- To be done
Give the listing below again in full, exactly as written.

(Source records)
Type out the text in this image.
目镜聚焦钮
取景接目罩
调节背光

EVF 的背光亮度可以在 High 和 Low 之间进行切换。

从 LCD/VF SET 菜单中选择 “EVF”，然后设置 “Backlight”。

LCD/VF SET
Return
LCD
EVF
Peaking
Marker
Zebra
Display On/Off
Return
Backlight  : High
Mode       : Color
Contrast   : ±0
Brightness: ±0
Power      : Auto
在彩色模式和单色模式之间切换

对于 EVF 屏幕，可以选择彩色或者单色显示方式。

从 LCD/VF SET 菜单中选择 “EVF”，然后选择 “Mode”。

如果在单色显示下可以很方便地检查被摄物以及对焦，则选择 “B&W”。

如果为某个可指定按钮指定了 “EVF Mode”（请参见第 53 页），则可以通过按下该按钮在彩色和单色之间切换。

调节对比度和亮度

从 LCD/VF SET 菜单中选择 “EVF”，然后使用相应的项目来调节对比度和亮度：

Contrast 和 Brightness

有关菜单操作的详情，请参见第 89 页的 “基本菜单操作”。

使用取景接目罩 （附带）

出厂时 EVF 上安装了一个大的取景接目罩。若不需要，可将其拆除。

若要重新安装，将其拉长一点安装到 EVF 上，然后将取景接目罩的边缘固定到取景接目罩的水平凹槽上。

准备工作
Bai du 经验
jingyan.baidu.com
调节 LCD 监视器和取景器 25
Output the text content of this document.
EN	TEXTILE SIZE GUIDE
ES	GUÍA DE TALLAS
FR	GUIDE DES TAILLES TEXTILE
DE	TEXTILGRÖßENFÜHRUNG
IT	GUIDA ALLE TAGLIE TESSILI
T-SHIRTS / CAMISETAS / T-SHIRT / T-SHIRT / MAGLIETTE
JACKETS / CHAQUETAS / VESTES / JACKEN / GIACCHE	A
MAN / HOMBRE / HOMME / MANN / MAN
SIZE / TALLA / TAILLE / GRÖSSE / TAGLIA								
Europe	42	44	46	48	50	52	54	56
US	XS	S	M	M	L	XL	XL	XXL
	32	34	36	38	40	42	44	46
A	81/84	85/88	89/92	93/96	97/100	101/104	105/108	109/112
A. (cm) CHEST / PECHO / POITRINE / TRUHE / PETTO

- Exercise solution
Type out the text in this image.
目镜聚焦钮
取景接目罩
调节背光

EVF 的背光亮度可以在 High 和 Low 之间进行切换。

从 LCD/VF SET 菜单中选择 “EVF”，然后设置 “Backlight”。

LCD/VF SET
Return
LCD
EVF
Peaking
Marker
Zebra
Display On/Off
Return
Backlight  : High
Mode       : Color
Contrast   : ±0
Brightness: ±0
Power      : Auto
在彩色模式和单色模式之间切换

对于 EVF 屏幕，可以选择彩色或者单色显示方式。

从 LCD/VF SET 菜单中选择 “EVF”，然后选择 “Mode”。

如果在单色显示下可以很方便地检查被摄物以及对焦，则选择 “B&W”。

如果为某个可指定按钮指定了 “EVF Mode”（请参见第 53 页），则可以通过按下该按钮在彩色和单色之间切换。

调节对比度和亮度

从 LCD/VF SET 菜单中选择 “EVF”，然后使用相应的项目来调节对比度和亮度：

Contrast 和 Brightness

有关菜单操作的详情，请参见第 89 页的 “基本菜单操作”。

使用取景接目罩 （附带）

出厂时 EVF 上安装了一个大的取景接目罩。若不需要，可将其拆除。

若要重新安装，将其拉长一点安装到 EVF 上，然后将取景接目罩的边缘固定到取景接目罩的水平凹槽上。

准备工作
Bai du 经验
jingyan.baidu.com
调节 LCD 监视器和取景器 25
Output the text content of this document.
EN	TEXTILE SIZE GUIDE
ES	GUÍA DE TALLAS
FR	GUIDE DES TAILLES TEXTILE
DE	TEXTILGRÖßENFÜHRUNG
IT	GUIDA ALLE TAGLIE TESSILI
T-SHIRTS / CAMISETAS / T-SHIRT / T-SHIRT / MAGLIETTE
JACKETS / CHAQUETAS / VESTES / JACKEN / GIACCHE	A
MAN / HOMBRE / HOMME / MANN / MAN
SIZE / TALLA / TAILLE / GRÖSSE / TAGLIA								
Europe	42	44	46	48	50	52	54	56
US	XS	S	M	M	L	XL	XL	XXL
	32	34	36	38	40	42	44	46
A	81/84	85/88	89/92	93/96	97/100	101/104	105/108	109/112
A. (cm) CHEST / PECHO / POITRINE / TRUHE / PETTO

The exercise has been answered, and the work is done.